**Objective**
In the WebSocket code excerpt, how long does the failure handler wait before it tries to reconnect?

____ Document excerpt

WebSocket Communication

// WebSocket implementation using SocketRocket library
- (void)setupWebSocket {
    // Create WebSocket connection
    SRWebSocket *webSocket = [[SRWebSocket alloc] initWithURL:[NSURL URLWithString:@"wss://websocket.example.com/socket"]];
    webSocket.delegate = self;

    // Set up request headers
    NSDictionary *headers = @{@"Authorization": [NSString stringWithFormat:@"Bearer %@", self.accessToken]};
    [webSocket setDelegateOperationQueue:[NSOperationQueue mainQueue]];
    [webSocket setRequestCookies:[[NSHTTPCookieStorage sharedHTTPCookieStorage] cookiesForURL:webSocket.url]];

    // Connect
    [webSocket open];
    self.webSocket = webSocket;
}

// WebSocket delegate methods
- (void)webSocket:(SRWebSocket *)webSocket didReceiveMessage:(id)message {
    if ([message isKindOfClass:[NSString class]]) {
        // Parse JSON message
        NSError *jsonError;
        NSDictionary *jsonData = [NSJSONSerialization JSONObjectWithData:[message dataUsingEncoding:NSUTF8StringEncoding]
                                                                 options:0
                                                                   error:&jsonError];
        if (!jsonError) {
            [self handleWebSocketEvent:jsonData];
        }
    }
}

- (void)webSocket:(SRWebSocket *)webSocket didFailWithError:(NSError *)error {
    NSLog(@"WebSocket failed with error: %@", error);
    // Attempt reconnection after delay
    dispatch_after(dispatch_time(DISPATCH_TIME_NOW, 5 * NSEC_PER_SEC), dispatch_get_main_queue(), ^{
        [self setupWebSocket];
    });
}

- (void)webSocket:(SRWebSocket *)webSocket didCloseWithCode:(NSInteger)code reason:(NSString *)reason wasClean:(BOOL)wasClean {
    NSLog(@"WebSocket closed: %@", reason);
    self.webSocket = nil;
}

// Send message through WebSocket
- (void)sendEvent:(NSString *)eventType withData:(NSDictionary *)data {
    if (self.webSocket.readyState != SR_OPEN) {
        [self setupWebSocket];
        return;
    }

    NSMutableDictionary *message = [NSMutableDictionary dictionaryWithDictionary:data];
    message[@"type"] = eventType;
    message[@"timestamp"] = @(floor([[NSDate date] timeIntervalSince1970] * 1000));

    NSError *error;
    NSData *jsonData = [NSJSONSerialization dataWithJSONObject:message options:0 error:&error];
    if (!error) {
        NSString *jsonString = [[NSString alloc] initWithData:jsonData encoding:NSUTF8StringEncoding];
        [self.webSocket send:jsonString];
    }
}

Assembly pattern for WebSocket operations:

// Create WebSocket
adrp x0, _OBJC_CLASS_$_SRWebSocket@PAGE
ldr x0, [x0, _OBJC_CLASS_$_SRWebSocket@PAGEOFF]
bl _objc_msgSend      // alloc

// Create URL
adrp x20, _OBJC_CLASS_$_NSURL@PAGE
ldr x0, [x20, _OBJC_CLASS_$_NSURL@PAGEOFF]
adrp x2, L_websocket_url@PAGE
ldr x2, [x2, L_websocket_url@PAGEOFF]
adrp x1, L_sel_URLWithString@PAGE
ldr x1, [x1, L_sel_URLWithString@PAGEOFF]
bl _objc_msgSend
mov x2, x0             // URL

// Initialize WebSocket
mov x0, x21            // WebSocket (from alloc)

________
____ Dataset content

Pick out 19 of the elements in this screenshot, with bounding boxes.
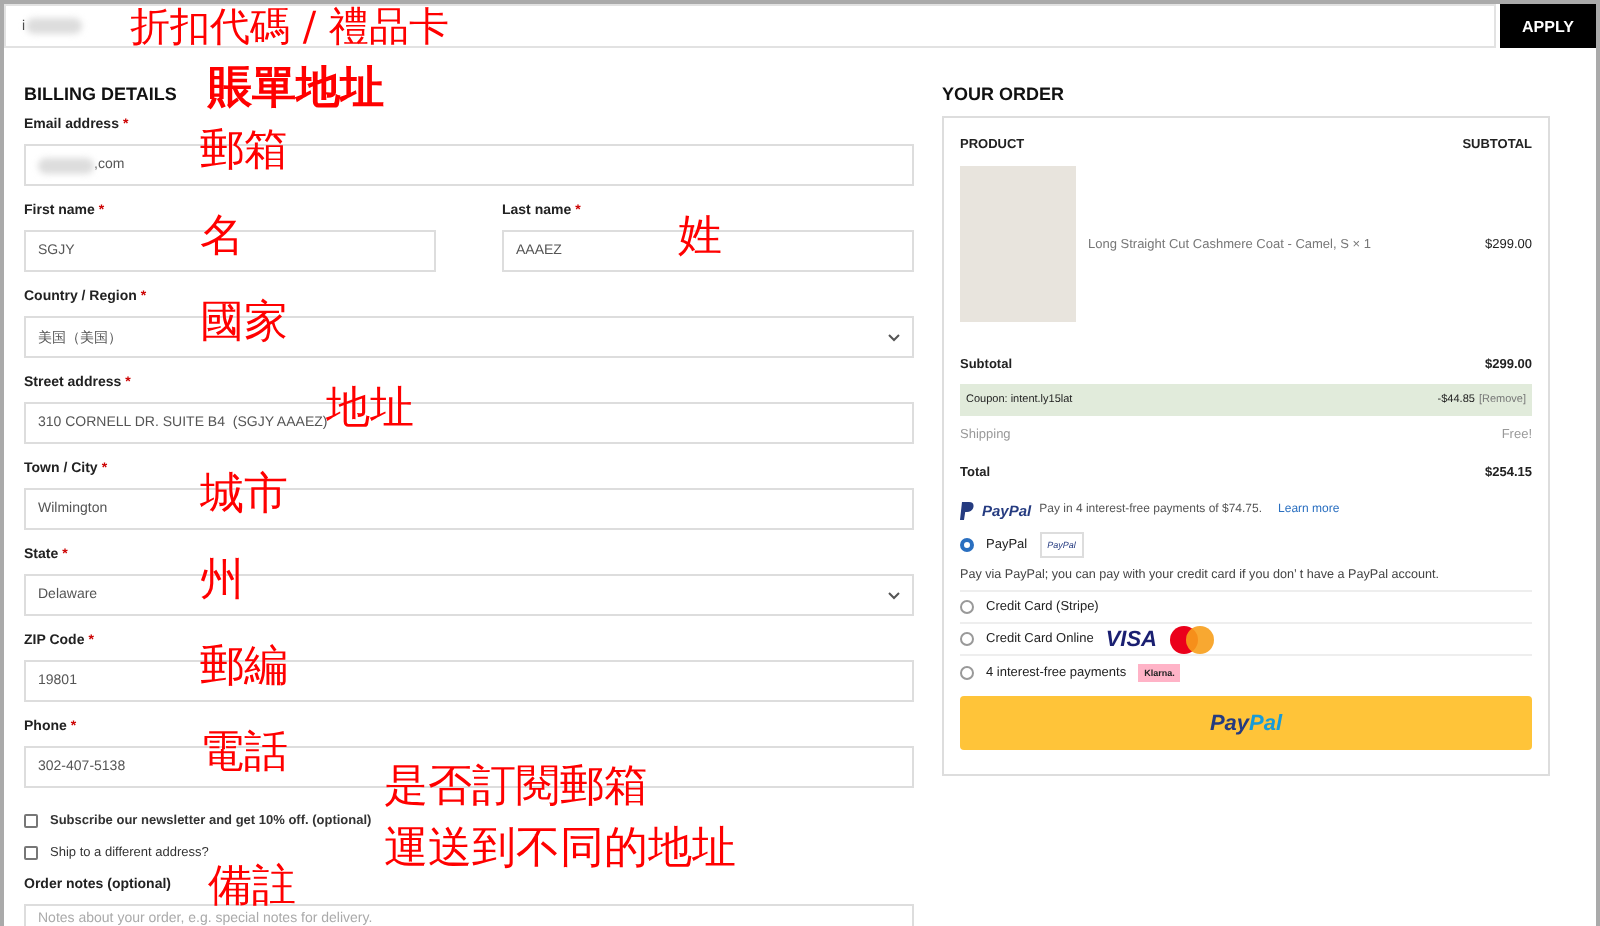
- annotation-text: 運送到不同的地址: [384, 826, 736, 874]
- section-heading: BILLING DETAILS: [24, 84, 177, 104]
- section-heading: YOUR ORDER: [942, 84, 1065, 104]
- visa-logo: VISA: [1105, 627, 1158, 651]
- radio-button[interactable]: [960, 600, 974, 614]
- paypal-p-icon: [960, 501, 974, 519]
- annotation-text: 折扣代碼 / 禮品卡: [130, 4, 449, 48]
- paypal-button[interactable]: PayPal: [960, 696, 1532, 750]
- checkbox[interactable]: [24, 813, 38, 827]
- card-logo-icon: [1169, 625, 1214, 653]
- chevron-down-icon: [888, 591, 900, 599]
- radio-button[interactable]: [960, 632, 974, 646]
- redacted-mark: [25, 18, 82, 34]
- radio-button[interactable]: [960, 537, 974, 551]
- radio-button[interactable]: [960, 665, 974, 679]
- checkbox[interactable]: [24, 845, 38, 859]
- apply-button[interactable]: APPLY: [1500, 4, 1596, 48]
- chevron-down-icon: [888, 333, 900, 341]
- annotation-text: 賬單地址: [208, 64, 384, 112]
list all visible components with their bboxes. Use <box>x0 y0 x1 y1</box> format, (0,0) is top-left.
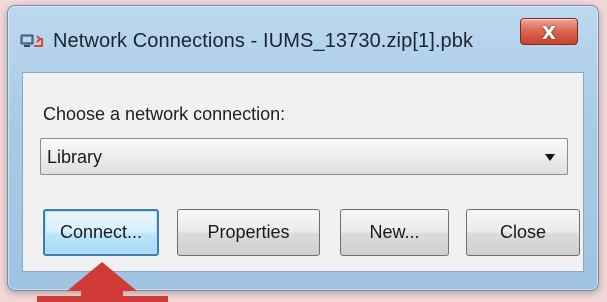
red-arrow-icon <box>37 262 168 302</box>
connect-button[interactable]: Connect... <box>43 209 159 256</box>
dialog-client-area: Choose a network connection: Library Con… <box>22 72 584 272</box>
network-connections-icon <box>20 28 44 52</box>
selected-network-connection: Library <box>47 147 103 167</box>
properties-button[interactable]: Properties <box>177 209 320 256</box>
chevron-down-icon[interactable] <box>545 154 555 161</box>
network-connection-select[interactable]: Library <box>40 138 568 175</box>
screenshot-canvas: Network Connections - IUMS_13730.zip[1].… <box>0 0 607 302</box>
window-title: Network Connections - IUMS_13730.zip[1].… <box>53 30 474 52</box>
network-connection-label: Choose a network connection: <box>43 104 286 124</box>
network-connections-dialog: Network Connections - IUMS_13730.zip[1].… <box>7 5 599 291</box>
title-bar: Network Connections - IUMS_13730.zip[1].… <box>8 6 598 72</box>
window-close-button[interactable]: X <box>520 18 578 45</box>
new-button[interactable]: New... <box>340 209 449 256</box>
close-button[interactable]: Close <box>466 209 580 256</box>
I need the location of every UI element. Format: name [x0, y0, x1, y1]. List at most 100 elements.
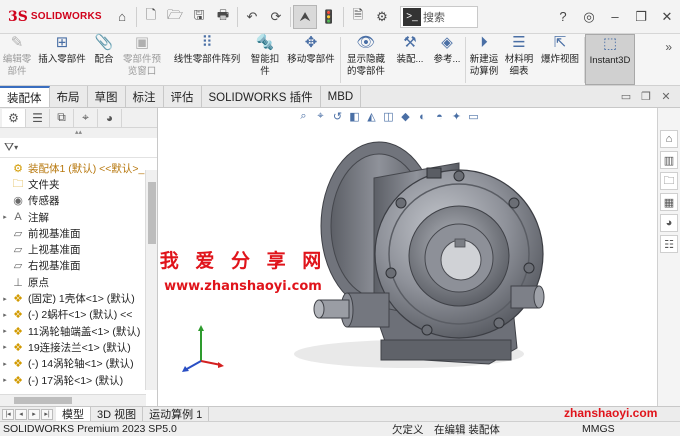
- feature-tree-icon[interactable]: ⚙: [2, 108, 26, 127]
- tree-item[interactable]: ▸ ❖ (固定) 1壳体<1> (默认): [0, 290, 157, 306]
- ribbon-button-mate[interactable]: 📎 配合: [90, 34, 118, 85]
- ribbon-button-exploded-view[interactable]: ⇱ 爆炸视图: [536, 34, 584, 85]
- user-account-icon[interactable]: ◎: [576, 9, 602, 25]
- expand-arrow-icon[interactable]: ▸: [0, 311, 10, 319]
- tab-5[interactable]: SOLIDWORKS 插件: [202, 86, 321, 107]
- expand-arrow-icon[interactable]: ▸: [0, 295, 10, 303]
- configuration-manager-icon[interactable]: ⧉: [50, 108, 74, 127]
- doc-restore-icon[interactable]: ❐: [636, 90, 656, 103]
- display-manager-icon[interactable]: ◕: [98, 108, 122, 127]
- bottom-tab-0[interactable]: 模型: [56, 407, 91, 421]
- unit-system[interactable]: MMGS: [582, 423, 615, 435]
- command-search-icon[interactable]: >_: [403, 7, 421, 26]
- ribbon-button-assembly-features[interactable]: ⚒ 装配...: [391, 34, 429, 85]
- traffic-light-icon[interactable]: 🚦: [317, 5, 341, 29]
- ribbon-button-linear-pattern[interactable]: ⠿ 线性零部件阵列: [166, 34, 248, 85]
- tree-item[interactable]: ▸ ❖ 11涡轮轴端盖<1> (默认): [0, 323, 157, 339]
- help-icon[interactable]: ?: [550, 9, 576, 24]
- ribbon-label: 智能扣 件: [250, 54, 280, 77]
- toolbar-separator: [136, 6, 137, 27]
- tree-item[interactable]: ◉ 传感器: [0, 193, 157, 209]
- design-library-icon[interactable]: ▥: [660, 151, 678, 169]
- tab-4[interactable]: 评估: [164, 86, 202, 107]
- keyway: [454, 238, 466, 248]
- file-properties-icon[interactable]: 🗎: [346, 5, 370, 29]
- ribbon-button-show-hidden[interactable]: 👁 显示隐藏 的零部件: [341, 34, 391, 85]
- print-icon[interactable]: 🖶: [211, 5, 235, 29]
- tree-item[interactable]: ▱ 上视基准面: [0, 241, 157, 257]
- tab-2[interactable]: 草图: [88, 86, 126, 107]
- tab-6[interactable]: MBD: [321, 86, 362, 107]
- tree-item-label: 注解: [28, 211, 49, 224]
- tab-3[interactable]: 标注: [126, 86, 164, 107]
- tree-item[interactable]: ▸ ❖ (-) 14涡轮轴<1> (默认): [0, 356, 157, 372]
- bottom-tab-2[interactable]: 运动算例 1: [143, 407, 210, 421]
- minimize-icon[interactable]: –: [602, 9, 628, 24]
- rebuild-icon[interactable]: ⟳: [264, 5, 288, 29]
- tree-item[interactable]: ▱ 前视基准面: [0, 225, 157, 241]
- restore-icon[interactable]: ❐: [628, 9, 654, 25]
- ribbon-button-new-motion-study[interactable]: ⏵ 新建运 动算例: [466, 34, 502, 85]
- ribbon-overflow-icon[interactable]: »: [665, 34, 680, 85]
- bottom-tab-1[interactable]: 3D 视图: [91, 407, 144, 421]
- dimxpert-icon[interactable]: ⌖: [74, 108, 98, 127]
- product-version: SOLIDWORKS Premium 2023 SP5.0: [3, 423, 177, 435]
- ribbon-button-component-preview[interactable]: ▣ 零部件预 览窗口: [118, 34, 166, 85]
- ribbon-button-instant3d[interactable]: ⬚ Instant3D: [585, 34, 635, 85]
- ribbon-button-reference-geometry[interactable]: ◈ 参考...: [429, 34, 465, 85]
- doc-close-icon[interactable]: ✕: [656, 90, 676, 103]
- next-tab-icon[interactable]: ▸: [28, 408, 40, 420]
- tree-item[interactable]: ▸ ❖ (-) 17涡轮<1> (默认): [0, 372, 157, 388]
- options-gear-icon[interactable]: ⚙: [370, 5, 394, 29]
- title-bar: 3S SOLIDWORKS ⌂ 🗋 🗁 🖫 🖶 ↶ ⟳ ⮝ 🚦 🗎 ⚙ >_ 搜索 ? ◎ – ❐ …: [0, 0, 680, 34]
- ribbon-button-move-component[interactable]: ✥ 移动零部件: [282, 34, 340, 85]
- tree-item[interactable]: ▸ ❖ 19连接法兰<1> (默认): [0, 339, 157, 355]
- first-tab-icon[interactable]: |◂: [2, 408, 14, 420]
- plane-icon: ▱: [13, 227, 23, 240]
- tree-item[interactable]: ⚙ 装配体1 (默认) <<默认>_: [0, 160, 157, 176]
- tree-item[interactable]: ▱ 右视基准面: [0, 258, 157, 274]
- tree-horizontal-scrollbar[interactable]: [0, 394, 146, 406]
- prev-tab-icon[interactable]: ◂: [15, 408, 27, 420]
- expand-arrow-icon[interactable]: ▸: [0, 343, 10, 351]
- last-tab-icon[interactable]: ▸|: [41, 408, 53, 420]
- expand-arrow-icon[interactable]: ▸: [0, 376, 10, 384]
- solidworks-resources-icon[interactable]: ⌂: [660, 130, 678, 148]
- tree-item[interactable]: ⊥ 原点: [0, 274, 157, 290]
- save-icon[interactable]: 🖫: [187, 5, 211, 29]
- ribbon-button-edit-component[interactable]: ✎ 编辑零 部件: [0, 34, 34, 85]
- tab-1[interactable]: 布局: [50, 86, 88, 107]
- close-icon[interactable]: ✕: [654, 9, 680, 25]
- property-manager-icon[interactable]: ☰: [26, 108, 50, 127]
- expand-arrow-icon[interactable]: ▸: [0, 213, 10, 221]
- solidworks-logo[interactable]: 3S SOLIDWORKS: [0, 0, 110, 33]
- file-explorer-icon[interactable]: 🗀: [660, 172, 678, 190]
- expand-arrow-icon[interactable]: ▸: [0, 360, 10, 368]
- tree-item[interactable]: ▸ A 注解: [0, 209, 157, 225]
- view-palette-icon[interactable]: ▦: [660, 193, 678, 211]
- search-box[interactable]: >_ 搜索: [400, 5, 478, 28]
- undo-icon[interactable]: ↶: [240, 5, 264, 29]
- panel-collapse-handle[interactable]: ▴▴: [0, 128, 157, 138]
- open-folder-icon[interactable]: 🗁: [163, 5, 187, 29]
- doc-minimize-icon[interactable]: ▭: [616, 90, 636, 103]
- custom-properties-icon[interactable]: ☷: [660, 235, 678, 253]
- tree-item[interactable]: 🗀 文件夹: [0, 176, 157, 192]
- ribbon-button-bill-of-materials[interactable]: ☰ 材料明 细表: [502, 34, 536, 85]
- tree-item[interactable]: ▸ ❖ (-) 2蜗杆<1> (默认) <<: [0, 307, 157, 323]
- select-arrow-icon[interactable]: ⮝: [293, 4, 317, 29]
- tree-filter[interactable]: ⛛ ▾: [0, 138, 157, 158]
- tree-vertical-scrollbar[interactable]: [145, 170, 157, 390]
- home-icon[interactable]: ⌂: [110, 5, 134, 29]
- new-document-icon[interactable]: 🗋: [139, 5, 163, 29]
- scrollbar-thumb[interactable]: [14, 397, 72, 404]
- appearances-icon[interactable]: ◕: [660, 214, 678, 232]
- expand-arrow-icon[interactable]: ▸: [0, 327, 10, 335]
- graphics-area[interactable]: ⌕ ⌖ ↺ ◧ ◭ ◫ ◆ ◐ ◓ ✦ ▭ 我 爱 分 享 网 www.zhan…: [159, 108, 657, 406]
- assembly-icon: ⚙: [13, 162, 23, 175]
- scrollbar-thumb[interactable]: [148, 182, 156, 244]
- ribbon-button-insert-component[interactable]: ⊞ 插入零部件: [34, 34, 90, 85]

________

**Worked answer**
Five seconds.